THE EXERCISE:
Check each line of the listing, and copy it if it contains the word "Error".

PROVIDED DATA:
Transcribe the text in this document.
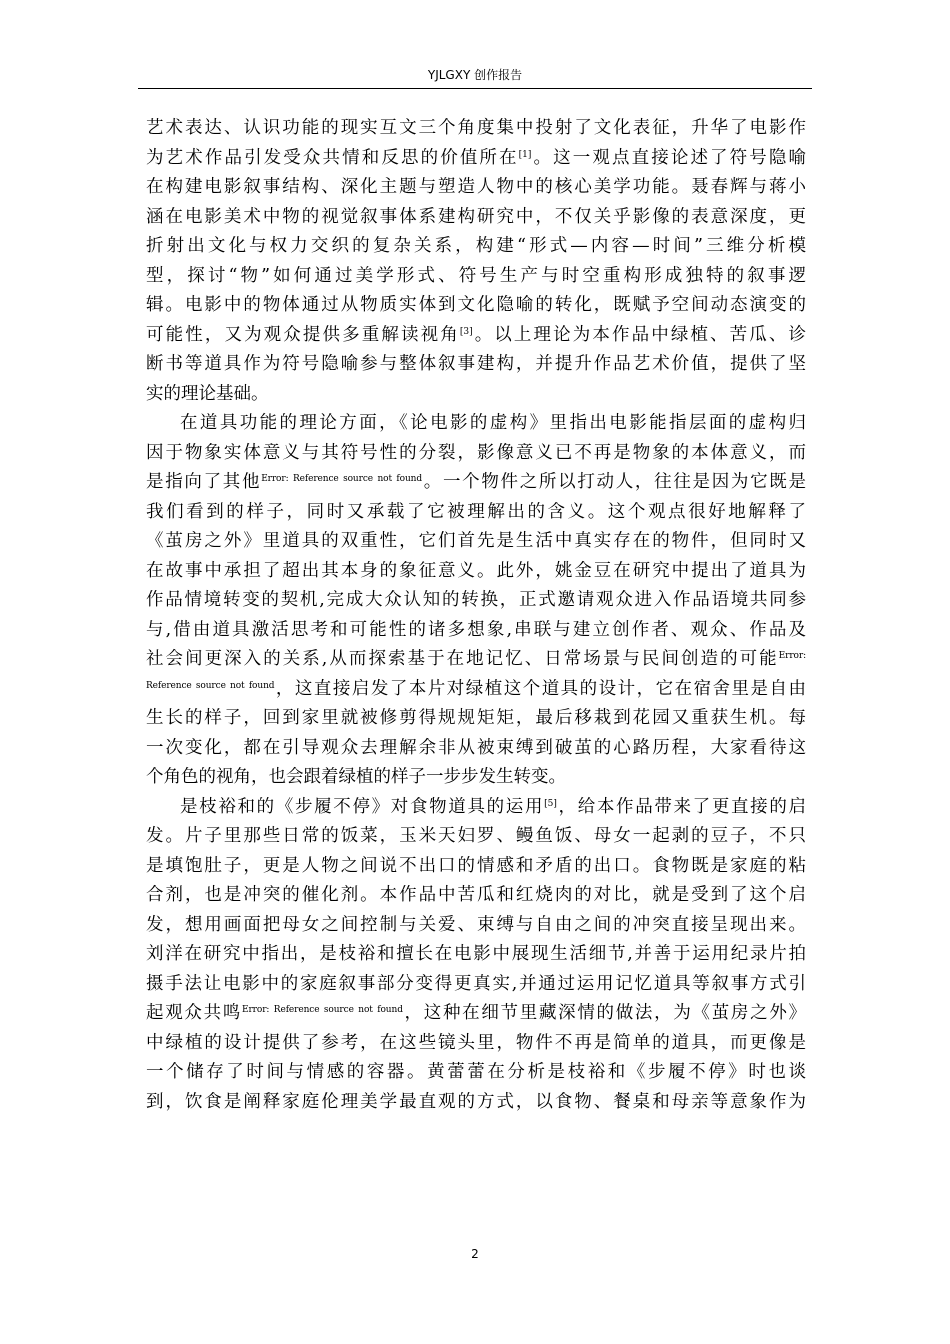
YJLGXY 创作报告
艺术表达、认识功能的现实互文三个角度集中投射了文化表征，升华了电影作
为艺术作品引发受众共情和反思的价值所在[1]。这一观点直接论述了符号隐喻
在构建电影叙事结构、深化主题与塑造人物中的核心美学功能。聂春辉与蒋小
涵在电影美术中物的视觉叙事体系建构研究中，不仅关乎影像的表意深度，更
折射出文化与权力交织的复杂关系，构建“形式—内容—时间”三维分析模
型，探讨“物”如何通过美学形式、符号生产与时空重构形成独特的叙事逻
辑。电影中的物体通过从物质实体到文化隐喻的转化，既赋予空间动态演变的
可能性，又为观众提供多重解读视角[3]。以上理论为本作品中绿植、苦瓜、诊
断书等道具作为符号隐喻参与整体叙事建构，并提升作品艺术价值，提供了坚
实的理论基础。
在道具功能的理论方面，《论电影的虚构》里指出电影能指层面的虚构归
因于物象实体意义与其符号性的分裂，影像意义已不再是物象的本体意义，而
是指向了其他$^{Error: Reference source not found}$。一个物件之所以打动人，往往是因为它既是
我们看到的样子，同时又承载了它被理解出的含义。这个观点很好地解释了
《茧房之外》里道具的双重性，它们首先是生活中真实存在的物件，但同时又
在故事中承担了超出其本身的象征意义。此外，姚金豆在研究中提出了道具为
作品情境转变的契机,完成大众认知的转换，正式邀请观众进入作品语境共同参
与,借由道具激活思考和可能性的诸多想象,串联与建立创作者、观众、作品及
社会间更深入的关系,从而探索基于在地记忆、日常场景与民间创造的可能$^{Error:}$
$^{Reference source not found}$，这直接启发了本片对绿植这个道具的设计，它在宿舍里是自由
生长的样子，回到家里就被修剪得规规矩矩，最后移栽到花园又重获生机。每
一次变化，都在引导观众去理解余非从被束缚到破茧的心路历程，大家看待这
个角色的视角，也会跟着绿植的样子一步步发生转变。
是枝裕和的《步履不停》对食物道具的运用[5]，给本作品带来了更直接的启
发。片子里那些日常的饭菜，玉米天妇罗、鳗鱼饭、母女一起剥的豆子，不只
是填饱肚子，更是人物之间说不出口的情感和矛盾的出口。食物既是家庭的粘
合剂，也是冲突的催化剂。本作品中苦瓜和红烧肉的对比，就是受到了这个启
发，想用画面把母女之间控制与关爱、束缚与自由之间的冲突直接呈现出来。
刘洋在研究中指出，是枝裕和擅长在电影中展现生活细节,并善于运用纪录片拍
摄手法让电影中的家庭叙事部分变得更真实,并通过运用记忆道具等叙事方式引
起观众共鸣$^{Error: Reference source not found}$，这种在细节里藏深情的做法，为《茧房之外》
中绿植的设计提供了参考，在这些镜头里，物件不再是简单的道具，而更像是
一个储存了时间与情感的容器。黄蕾蕾在分析是枝裕和《步履不停》时也谈
到，饮食是阐释家庭伦理美学最直观的方式，以食物、餐桌和母亲等意象作为
2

TASK ANSWER:
是指向了其他$^{Error: Reference source not found}$。一个物件之所以打动人，往往是因为它既是
社会间更深入的关系,从而探索基于在地记忆、日常场景与民间创造的可能$^{Error:}$
起观众共鸣$^{Error: Reference source not found}$，这种在细节里藏深情的做法，为《茧房之外》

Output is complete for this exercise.